## Trecho de origem
SC: O livro em questão é um tanto difícil de adaptar para cinema, então conversei com o diretor interessado e me pus à disposição para trabalhar como roteirista. Ele queria certas mudanças na história _ de locação e de época _ e, por acaso, minha experiência pessoal serviria bem como pesquisa para essas mudanças. Ele topou, e acho que vai ser uma ótima parceria. Há muito autor apegado à história original do livro que escreveu, inflexível quanto a mudanças pequenas que sejam, mas não é meu caso. Ao contrário, tem sido muito interessante trabalhar em cima da visão de outra pessoa, trocar ideias, recriar a história em outro tempo e lugar. Embora a história-base seja a mesma, desenvolvê-la em outras direções que na época do livro original eu havia abandonado tem sido muito gostoso. Gosto muito da lição da Chimamanda Ngozie Adichie sobre o perigo da história única_ e do jeito que a interpreto, até uma história que você mesma já fechou pode ser retomada depois, virando outra coisa.
VB&M: No que você está trabalhando no momento? Algum projeto sobre o qual possa nos contar um pouquinho?
SC: Estou escrevendo dois romances, ambos bastante diferentes de tudo que já escrevi. Um deles aborda um tema autobiográfico sobre o qual evitei escrever até hoje, e o outro tem alguns traços em comum com minha história recente, mais especificamente a emigração para os Estados Unidos.

## Perguntas para responder
a. Resuma a entrevista em duas frases.
b. Dê continuidade à entrevista a partir de onde ela termina.
O material que vem depois não tem papel algum nestas tarefas.

## Material fornecido
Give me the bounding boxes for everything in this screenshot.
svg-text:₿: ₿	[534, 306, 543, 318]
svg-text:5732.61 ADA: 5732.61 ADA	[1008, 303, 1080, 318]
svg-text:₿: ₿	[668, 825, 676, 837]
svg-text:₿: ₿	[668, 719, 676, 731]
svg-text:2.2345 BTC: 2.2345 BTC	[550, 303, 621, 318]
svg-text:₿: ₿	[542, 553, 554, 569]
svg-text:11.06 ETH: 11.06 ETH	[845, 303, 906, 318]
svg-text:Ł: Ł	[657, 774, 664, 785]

## Respostas das tarefas
a. SC ofereceu-se para escrever o roteiro da adaptação de seu livro para o cinema e tem gostado de recriar a história em outro tempo e lugar, trocando ideias com o diretor, sem apego rígido ao original. No momento, escreve dois romances bem diferentes de tudo o que já escreveu: um com um tema autobiográfico que evitou até hoje e outro com traços da emigração para os Estados Unidos.

b.
VB&M: Brasileira morando na Califórnia, como andam suas emoções diante de Trump e Bolsonaro, incêndios terríveis no Pantanal e no estado americano de sua eleição, COVID-19 aí e aqui?
SC: Estou vivenciando as alterações na natureza em tempo real. Sol embaçado, dias laranjas, fumaça e tosse. Pior que sei que no Brasil viveria emoções parecidas. Ano passado, entreguei minha tese de doutorado que versa sobre literatura e games, e fala sobre o uso pela direita de temas aparentemente neutros como games para cooptar jovens, além de analisar ciberneticamente a disseminação deliberada de fake news em redes sociais e aplicativos de mensagens. Tudo isso ligado a certas concepções de masculinidade e tradição. É uma coisa mundial, que acontece de forma orquestrada e financiada. Cada vez mais sinto vontade de incorporar isso às minhas ficções de alguma forma. Já tenho livros em que trato de temas adjacentes, mas acho que posso falar mais a respeito. Morando aqui como imigrante depois de ter morado no Brasil a vida inteira, tendo terminado o doutorado, e com minha experiência em ficção, eu acabo tendo uma boa visão de campo.
VB&M: Como encara a possibilidade de escrever em inglês? É uma experiência que lhe interessa? Tem algo a dividir conosco sobre a prática da escrita numa língua distinta da dominante no lugar onde vive?
SC: Tenho experimentado escrever direto em inglês em um novo projeto de ficção. E faço isso para tentar falar também com os meus novos vizinhos, as pessoas que estão próximas de mim aqui. Eles sempre me perguntam quando vão poder ler meus livros em inglês. Não sei quando, mas espero que em breve.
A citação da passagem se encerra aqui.